--- Start ---

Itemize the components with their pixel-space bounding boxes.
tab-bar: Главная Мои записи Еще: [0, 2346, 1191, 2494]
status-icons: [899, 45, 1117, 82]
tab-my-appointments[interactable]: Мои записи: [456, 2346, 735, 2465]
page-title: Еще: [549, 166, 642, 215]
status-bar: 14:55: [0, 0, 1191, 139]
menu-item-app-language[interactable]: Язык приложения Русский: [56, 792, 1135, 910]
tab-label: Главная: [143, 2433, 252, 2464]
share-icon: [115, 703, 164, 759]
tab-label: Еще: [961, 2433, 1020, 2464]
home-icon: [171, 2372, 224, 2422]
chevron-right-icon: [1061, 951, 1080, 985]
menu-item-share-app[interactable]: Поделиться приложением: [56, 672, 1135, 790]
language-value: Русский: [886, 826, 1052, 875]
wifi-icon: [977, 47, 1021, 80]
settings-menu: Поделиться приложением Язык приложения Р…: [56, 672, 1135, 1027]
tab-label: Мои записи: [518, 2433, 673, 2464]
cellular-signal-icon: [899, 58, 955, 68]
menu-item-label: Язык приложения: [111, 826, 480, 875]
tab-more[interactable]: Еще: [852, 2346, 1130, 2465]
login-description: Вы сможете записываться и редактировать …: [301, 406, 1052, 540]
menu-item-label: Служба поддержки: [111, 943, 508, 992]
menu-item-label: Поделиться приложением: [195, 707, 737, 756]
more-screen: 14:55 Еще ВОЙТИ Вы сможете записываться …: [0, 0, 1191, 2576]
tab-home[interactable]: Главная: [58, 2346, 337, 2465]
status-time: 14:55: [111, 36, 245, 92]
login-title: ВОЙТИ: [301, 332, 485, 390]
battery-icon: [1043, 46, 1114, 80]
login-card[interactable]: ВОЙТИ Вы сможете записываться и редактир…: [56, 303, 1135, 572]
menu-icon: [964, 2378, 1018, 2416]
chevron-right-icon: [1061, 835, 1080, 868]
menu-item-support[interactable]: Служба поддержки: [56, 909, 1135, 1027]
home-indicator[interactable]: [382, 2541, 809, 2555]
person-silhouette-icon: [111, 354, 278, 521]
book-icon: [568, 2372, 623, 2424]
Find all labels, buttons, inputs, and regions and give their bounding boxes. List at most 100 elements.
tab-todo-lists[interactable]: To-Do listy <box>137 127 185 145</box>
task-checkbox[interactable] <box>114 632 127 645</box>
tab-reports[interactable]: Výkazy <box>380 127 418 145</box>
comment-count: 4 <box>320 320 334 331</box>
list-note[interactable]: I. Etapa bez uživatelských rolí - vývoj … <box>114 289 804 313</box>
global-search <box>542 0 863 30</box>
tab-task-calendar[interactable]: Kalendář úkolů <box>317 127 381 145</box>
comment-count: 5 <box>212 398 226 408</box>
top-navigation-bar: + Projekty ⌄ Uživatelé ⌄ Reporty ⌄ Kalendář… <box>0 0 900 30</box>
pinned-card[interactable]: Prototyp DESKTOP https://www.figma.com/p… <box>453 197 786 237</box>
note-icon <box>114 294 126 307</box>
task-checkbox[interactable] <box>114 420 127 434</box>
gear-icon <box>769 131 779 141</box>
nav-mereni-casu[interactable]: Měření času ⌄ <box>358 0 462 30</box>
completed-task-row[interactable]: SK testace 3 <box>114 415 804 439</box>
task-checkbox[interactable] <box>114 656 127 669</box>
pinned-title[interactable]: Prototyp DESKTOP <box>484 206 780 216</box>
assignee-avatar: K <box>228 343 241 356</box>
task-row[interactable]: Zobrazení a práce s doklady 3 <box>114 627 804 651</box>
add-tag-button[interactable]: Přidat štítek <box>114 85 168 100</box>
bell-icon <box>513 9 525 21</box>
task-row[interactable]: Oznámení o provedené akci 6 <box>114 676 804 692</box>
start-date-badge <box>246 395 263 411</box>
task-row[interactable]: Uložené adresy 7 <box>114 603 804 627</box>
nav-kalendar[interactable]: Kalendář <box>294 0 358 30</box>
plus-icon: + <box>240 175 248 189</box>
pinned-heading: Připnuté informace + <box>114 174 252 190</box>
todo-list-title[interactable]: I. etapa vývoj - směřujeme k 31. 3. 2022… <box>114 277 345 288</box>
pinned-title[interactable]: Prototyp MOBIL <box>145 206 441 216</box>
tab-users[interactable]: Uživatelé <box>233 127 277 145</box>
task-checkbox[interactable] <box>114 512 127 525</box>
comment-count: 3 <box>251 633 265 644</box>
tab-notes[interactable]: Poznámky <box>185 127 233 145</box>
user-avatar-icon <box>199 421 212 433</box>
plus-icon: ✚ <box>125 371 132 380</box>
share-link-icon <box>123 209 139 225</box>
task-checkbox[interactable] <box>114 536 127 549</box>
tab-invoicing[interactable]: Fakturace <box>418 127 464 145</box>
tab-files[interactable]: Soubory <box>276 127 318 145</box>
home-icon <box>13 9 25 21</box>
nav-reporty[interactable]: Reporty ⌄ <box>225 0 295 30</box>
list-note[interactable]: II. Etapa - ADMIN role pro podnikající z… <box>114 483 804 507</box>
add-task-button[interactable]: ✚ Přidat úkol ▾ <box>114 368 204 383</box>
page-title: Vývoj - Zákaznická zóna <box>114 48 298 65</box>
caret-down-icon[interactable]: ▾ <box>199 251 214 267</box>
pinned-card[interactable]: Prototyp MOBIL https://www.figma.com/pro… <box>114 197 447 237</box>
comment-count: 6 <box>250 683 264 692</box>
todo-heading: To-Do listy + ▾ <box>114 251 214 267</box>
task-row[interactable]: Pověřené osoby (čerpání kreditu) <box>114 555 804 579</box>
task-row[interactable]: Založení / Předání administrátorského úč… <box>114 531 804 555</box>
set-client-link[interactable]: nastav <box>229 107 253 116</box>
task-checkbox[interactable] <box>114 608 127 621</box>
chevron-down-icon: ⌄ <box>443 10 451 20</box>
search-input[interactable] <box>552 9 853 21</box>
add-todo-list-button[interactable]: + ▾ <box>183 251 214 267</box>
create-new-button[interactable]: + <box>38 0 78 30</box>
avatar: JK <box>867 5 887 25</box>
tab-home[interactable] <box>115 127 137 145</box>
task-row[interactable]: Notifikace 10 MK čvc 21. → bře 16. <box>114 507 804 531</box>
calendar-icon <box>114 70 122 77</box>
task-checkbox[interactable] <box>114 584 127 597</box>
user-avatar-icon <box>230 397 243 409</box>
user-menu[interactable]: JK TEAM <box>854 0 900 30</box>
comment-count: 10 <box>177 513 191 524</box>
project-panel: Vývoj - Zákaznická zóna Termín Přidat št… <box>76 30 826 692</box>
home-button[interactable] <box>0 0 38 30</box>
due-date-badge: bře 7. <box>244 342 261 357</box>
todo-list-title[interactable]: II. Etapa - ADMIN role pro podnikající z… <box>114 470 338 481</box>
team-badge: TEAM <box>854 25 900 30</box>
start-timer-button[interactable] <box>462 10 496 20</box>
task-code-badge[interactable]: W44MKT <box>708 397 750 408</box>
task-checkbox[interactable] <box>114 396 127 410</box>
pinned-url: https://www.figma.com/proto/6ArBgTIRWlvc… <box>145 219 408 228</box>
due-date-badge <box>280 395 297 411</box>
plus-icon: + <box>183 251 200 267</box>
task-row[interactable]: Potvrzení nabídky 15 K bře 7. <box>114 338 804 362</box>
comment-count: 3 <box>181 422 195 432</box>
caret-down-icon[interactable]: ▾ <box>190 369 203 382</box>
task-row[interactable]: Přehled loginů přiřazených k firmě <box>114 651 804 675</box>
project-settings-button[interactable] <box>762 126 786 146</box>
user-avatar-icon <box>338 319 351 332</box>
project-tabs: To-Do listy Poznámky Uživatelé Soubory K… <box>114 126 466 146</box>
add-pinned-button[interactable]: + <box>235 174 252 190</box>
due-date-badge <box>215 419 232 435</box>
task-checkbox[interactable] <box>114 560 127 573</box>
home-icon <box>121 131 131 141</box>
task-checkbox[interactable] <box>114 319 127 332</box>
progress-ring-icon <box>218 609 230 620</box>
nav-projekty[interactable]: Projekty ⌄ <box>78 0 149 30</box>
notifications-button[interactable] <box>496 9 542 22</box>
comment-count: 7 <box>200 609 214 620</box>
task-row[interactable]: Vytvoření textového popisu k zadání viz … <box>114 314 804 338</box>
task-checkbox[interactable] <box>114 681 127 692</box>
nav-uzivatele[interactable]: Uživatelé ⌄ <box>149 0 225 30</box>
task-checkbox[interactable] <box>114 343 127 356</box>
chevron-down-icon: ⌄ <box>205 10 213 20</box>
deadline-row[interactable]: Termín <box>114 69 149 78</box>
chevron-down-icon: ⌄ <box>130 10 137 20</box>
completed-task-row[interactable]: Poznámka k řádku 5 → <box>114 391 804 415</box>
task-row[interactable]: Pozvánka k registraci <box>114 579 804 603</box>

--- End ---

» **Problem to work on**:
Rewrite the rows above, from the start through the line containing "menu-item-app-language[interactable]: Язык приложения", as a Markdown table with the columns Number and Line, skipping any blank lines.

» **Solution**:
| Number | Line |
|---|---|
| 1 | Itemize the components with their pixel-space bounding boxes. |
| 2 | tab-bar: Главная Мои записи Еще: [0, 2346, 1191, 2494] |
| 3 | status-icons: [899, 45, 1117, 82] |
| 4 | tab-my-appointments[interactable]: Мои записи: [456, 2346, 735, 2465] |
| 5 | page-title: Еще: [549, 166, 642, 215] |
| 6 | status-bar: 14:55: [0, 0, 1191, 139] |
| 7 | menu-item-app-language[interactable]: Язык приложения Русский: [56, 792, 1135, 910] |